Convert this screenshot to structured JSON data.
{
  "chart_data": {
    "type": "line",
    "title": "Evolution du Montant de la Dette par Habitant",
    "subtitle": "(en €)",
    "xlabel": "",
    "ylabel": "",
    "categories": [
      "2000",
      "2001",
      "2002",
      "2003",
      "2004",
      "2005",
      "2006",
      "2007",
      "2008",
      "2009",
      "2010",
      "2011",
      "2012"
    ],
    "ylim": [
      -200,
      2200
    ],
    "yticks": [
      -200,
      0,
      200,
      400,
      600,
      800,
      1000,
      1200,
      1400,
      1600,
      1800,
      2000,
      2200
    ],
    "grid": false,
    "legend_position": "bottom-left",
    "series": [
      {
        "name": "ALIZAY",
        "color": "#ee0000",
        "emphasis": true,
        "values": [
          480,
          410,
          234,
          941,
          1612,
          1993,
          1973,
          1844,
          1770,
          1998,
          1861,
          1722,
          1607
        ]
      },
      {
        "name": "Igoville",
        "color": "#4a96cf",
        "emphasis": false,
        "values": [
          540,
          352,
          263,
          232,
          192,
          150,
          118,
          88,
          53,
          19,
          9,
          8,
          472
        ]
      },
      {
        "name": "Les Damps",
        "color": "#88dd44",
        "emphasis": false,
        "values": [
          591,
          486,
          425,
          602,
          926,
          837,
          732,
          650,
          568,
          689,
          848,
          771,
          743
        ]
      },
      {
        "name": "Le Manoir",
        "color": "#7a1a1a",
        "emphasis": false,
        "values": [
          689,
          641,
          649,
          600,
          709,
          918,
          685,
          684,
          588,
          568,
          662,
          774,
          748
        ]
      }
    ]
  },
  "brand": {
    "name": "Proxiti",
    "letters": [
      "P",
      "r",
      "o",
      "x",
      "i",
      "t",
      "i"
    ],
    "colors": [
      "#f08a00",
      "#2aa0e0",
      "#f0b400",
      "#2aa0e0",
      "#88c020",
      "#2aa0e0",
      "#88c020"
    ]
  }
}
※ ※ ※
Output the whole listing above again, word for word.

Convert this screenshot to structured JSON data.
{
  "chart_data": {
    "type": "line",
    "title": "Evolution du Montant de la Dette par Habitant",
    "subtitle": "(en €)",
    "xlabel": "",
    "ylabel": "",
    "categories": [
      "2000",
      "2001",
      "2002",
      "2003",
      "2004",
      "2005",
      "2006",
      "2007",
      "2008",
      "2009",
      "2010",
      "2011",
      "2012"
    ],
    "ylim": [
      -200,
      2200
    ],
    "yticks": [
      -200,
      0,
      200,
      400,
      600,
      800,
      1000,
      1200,
      1400,
      1600,
      1800,
      2000,
      2200
    ],
    "grid": false,
    "legend_position": "bottom-left",
    "series": [
      {
        "name": "ALIZAY",
        "color": "#ee0000",
        "emphasis": true,
        "values": [
          480,
          410,
          234,
          941,
          1612,
          1993,
          1973,
          1844,
          1770,
          1998,
          1861,
          1722,
          1607
        ]
      },
      {
        "name": "Igoville",
        "color": "#4a96cf",
        "emphasis": false,
        "values": [
          540,
          352,
          263,
          232,
          192,
          150,
          118,
          88,
          53,
          19,
          9,
          8,
          472
        ]
      },
      {
        "name": "Les Damps",
        "color": "#88dd44",
        "emphasis": false,
        "values": [
          591,
          486,
          425,
          602,
          926,
          837,
          732,
          650,
          568,
          689,
          848,
          771,
          743
        ]
      },
      {
        "name": "Le Manoir",
        "color": "#7a1a1a",
        "emphasis": false,
        "values": [
          689,
          641,
          649,
          600,
          709,
          918,
          685,
          684,
          588,
          568,
          662,
          774,
          748
        ]
      }
    ]
  },
  "brand": {
    "name": "Proxiti",
    "letters": [
      "P",
      "r",
      "o",
      "x",
      "i",
      "t",
      "i"
    ],
    "colors": [
      "#f08a00",
      "#2aa0e0",
      "#f0b400",
      "#2aa0e0",
      "#88c020",
      "#2aa0e0",
      "#88c020"
    ]
  }
}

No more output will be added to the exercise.